◆ Directions for this task: Identify the lines that contain the word "blue" and copy each one.
>> start
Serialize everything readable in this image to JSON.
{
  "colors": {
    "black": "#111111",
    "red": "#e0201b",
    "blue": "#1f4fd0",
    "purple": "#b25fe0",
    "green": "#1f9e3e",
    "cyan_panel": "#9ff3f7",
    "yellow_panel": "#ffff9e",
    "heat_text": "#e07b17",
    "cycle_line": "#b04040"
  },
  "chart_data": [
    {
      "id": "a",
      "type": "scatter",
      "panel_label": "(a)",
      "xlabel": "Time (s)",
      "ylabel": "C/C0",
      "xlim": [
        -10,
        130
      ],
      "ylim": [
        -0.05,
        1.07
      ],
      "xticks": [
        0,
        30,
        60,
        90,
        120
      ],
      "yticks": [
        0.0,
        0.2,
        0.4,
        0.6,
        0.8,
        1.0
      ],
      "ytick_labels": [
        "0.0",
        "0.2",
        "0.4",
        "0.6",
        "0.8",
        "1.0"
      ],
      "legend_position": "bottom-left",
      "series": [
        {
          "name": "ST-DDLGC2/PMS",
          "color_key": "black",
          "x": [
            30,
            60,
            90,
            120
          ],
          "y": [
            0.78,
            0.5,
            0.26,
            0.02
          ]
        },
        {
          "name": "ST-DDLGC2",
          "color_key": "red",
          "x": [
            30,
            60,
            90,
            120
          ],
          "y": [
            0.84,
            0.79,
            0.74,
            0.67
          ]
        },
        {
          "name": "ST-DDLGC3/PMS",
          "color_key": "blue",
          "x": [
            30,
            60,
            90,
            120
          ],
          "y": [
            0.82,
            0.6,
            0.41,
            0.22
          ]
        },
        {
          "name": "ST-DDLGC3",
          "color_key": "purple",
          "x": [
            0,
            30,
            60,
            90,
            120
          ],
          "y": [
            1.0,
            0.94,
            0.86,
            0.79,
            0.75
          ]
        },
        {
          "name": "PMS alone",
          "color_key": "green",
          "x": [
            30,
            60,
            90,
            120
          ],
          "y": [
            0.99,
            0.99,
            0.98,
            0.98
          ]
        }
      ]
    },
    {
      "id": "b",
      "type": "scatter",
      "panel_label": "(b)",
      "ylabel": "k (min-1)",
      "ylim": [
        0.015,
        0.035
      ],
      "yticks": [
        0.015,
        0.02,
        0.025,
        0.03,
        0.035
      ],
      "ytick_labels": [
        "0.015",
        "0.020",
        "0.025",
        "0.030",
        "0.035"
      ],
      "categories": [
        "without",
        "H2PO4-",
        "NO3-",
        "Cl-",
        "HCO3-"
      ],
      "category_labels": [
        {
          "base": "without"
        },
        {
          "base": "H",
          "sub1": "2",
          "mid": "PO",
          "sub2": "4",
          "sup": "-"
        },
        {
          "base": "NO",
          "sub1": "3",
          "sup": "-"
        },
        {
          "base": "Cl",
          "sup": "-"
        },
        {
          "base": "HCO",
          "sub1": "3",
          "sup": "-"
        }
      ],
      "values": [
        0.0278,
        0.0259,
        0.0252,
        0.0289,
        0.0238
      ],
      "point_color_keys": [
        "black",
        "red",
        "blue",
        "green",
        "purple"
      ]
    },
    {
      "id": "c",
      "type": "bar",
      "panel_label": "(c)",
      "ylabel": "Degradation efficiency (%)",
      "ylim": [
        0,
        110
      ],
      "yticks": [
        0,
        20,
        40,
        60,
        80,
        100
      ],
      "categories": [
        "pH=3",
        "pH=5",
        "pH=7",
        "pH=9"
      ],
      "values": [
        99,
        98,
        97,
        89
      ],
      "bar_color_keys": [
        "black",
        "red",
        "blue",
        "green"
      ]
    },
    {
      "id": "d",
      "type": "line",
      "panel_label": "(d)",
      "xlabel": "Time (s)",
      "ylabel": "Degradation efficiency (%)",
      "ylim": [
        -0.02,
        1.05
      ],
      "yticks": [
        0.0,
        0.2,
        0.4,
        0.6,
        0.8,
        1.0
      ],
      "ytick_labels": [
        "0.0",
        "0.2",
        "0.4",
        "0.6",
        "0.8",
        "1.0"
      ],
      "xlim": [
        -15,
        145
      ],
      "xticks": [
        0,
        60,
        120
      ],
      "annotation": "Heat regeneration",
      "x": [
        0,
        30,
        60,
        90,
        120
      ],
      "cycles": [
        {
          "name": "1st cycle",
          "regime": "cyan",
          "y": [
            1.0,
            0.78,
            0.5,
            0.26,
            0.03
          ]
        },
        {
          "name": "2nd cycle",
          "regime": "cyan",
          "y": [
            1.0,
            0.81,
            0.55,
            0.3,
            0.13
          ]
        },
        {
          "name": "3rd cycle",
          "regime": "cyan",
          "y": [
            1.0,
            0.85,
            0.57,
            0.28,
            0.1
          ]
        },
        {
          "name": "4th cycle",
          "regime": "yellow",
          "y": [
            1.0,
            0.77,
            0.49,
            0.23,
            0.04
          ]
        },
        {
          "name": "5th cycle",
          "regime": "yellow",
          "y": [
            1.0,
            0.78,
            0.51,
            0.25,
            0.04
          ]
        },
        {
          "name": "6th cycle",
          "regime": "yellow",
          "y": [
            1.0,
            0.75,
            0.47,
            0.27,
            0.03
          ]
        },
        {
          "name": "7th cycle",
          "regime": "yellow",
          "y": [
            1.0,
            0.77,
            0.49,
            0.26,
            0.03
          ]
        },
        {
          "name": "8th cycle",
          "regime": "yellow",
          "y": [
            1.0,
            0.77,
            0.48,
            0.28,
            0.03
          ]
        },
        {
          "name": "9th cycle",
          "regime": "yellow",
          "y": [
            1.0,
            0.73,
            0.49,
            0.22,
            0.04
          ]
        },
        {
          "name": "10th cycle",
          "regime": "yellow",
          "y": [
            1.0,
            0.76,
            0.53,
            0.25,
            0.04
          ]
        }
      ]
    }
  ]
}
>> end
◆ Reply:
    "blue": "#1f4fd0",
          "color_key": "blue",
        "blue",
        "blue",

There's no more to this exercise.